STATED TASK:
Search the data for the word "ffffff" and copy every line where it occurs.

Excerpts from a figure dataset
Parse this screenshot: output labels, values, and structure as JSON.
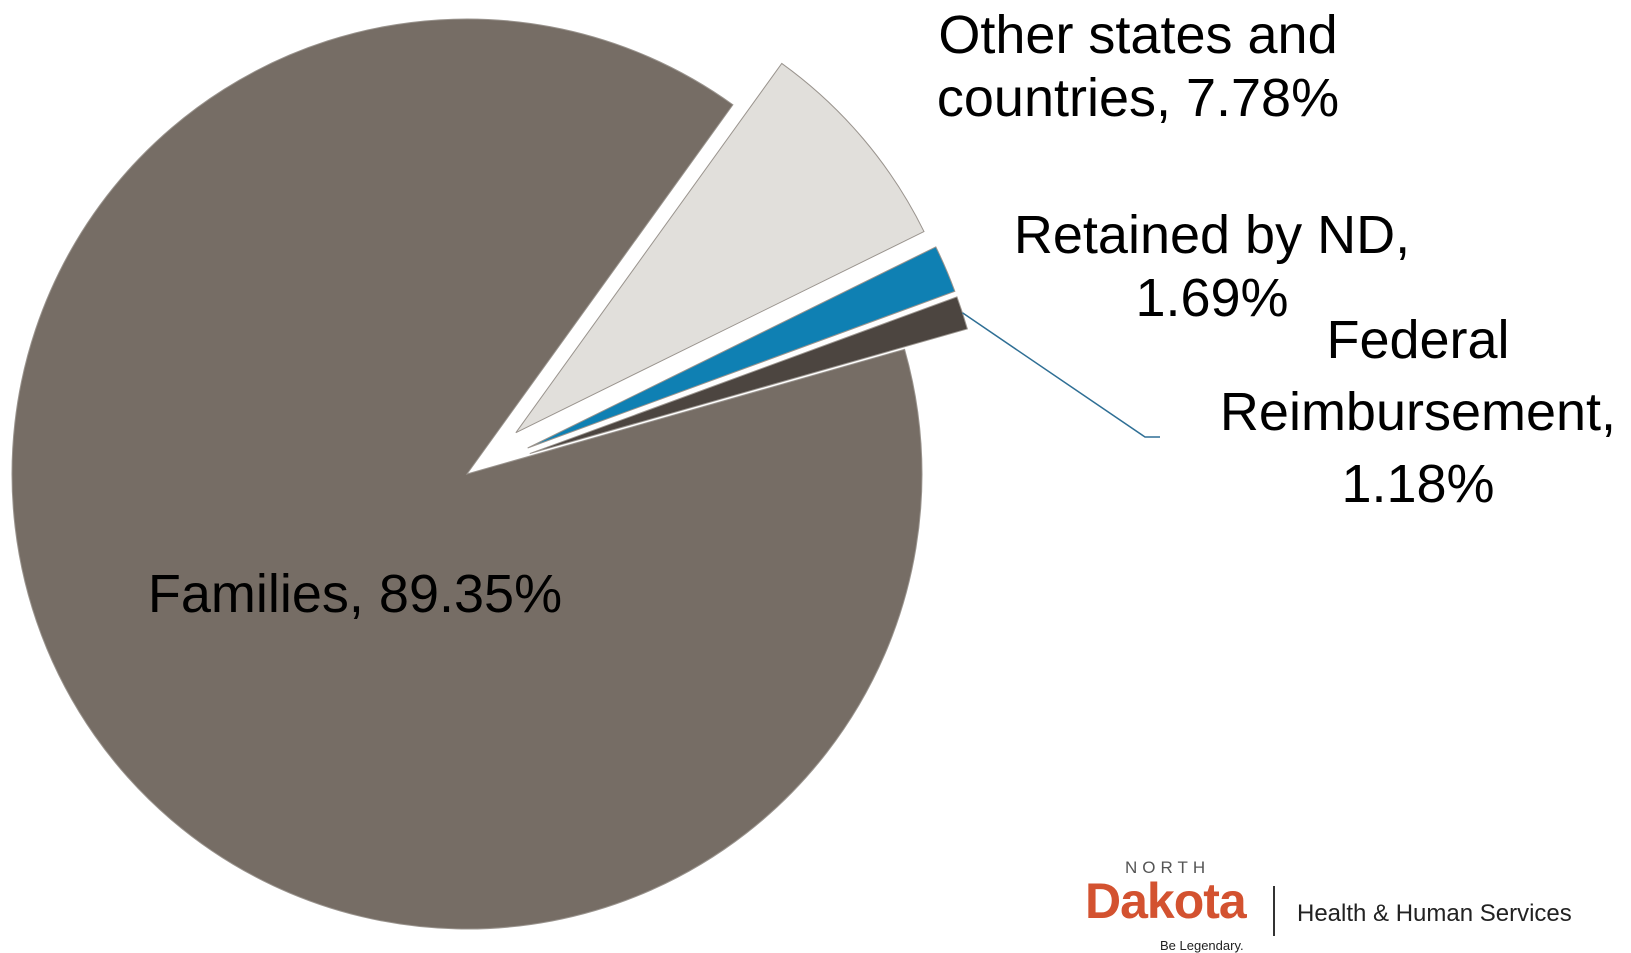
{
  "chart_data": {
    "type": "pie",
    "title": "",
    "slices": [
      {
        "label": "Families",
        "value": 89.35,
        "display": "Families, 89.35%",
        "color": "#766d65"
      },
      {
        "label": "Other states and countries",
        "value": 7.78,
        "display": "Other states and countries, 7.78%",
        "color": "#e1dfdb"
      },
      {
        "label": "Retained by ND",
        "value": 1.69,
        "display": "Retained by ND, 1.69%",
        "color": "#0f80b3"
      },
      {
        "label": "Federal Reimbursement",
        "value": 1.18,
        "display": "Federal Reimbursement, 1.18%",
        "color": "#4c4540"
      }
    ],
    "label_lines": [
      [
        "Families, 89.35%"
      ],
      [
        "Other states and",
        "countries, 7.78%"
      ],
      [
        "Retained by ND,",
        "1.69%"
      ],
      [
        "Federal",
        "Reimbursement,",
        "1.18%"
      ]
    ],
    "exploded": true,
    "leader_line_color": "#2f6f95"
  },
  "logo": {
    "north": "NORTH",
    "dakota": "Dakota",
    "department": "Health & Human Services",
    "tagline": "Be Legendary."
  }
}
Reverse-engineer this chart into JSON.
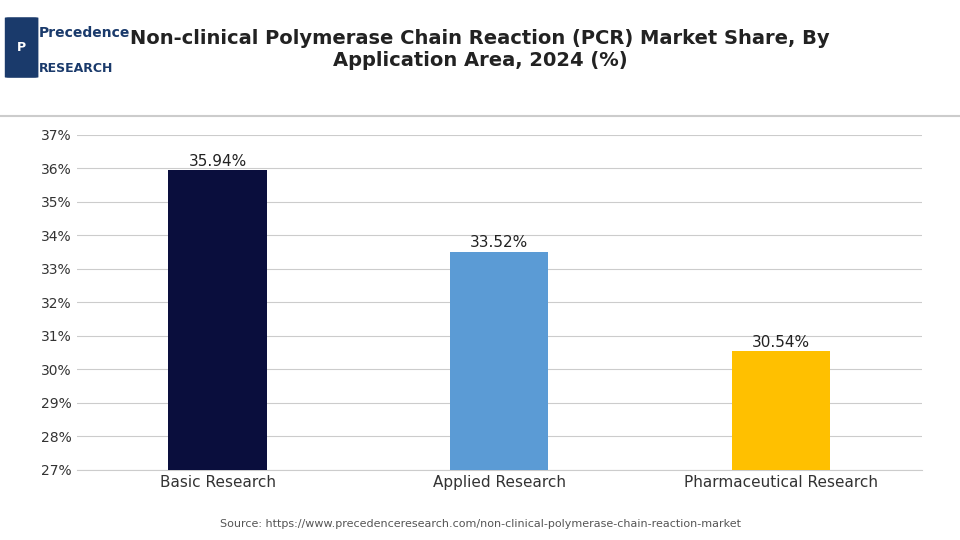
{
  "title": "Non-clinical Polymerase Chain Reaction (PCR) Market Share, By\nApplication Area, 2024 (%)",
  "categories": [
    "Basic Research",
    "Applied Research",
    "Pharmaceutical Research"
  ],
  "values": [
    35.94,
    33.52,
    30.54
  ],
  "labels": [
    "35.94%",
    "33.52%",
    "30.54%"
  ],
  "bar_colors": [
    "#0a0e3d",
    "#5b9bd5",
    "#ffc000"
  ],
  "ylim": [
    27,
    37
  ],
  "yticks": [
    27,
    28,
    29,
    30,
    31,
    32,
    33,
    34,
    35,
    36,
    37
  ],
  "ylabel_format": "{}%",
  "background_color": "#ffffff",
  "plot_bg_color": "#ffffff",
  "grid_color": "#cccccc",
  "source_text": "Source: https://www.precedenceresearch.com/non-clinical-polymerase-chain-reaction-market",
  "title_fontsize": 14,
  "label_fontsize": 11,
  "tick_fontsize": 10,
  "source_fontsize": 8,
  "bar_width": 0.35,
  "logo_text_precedence": "Precedence",
  "logo_text_research": "RESEARCH"
}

RESPONSE TO THE EXERCISE:
  "background_color": "#ffffff",
  "plot_bg_color": "#ffffff",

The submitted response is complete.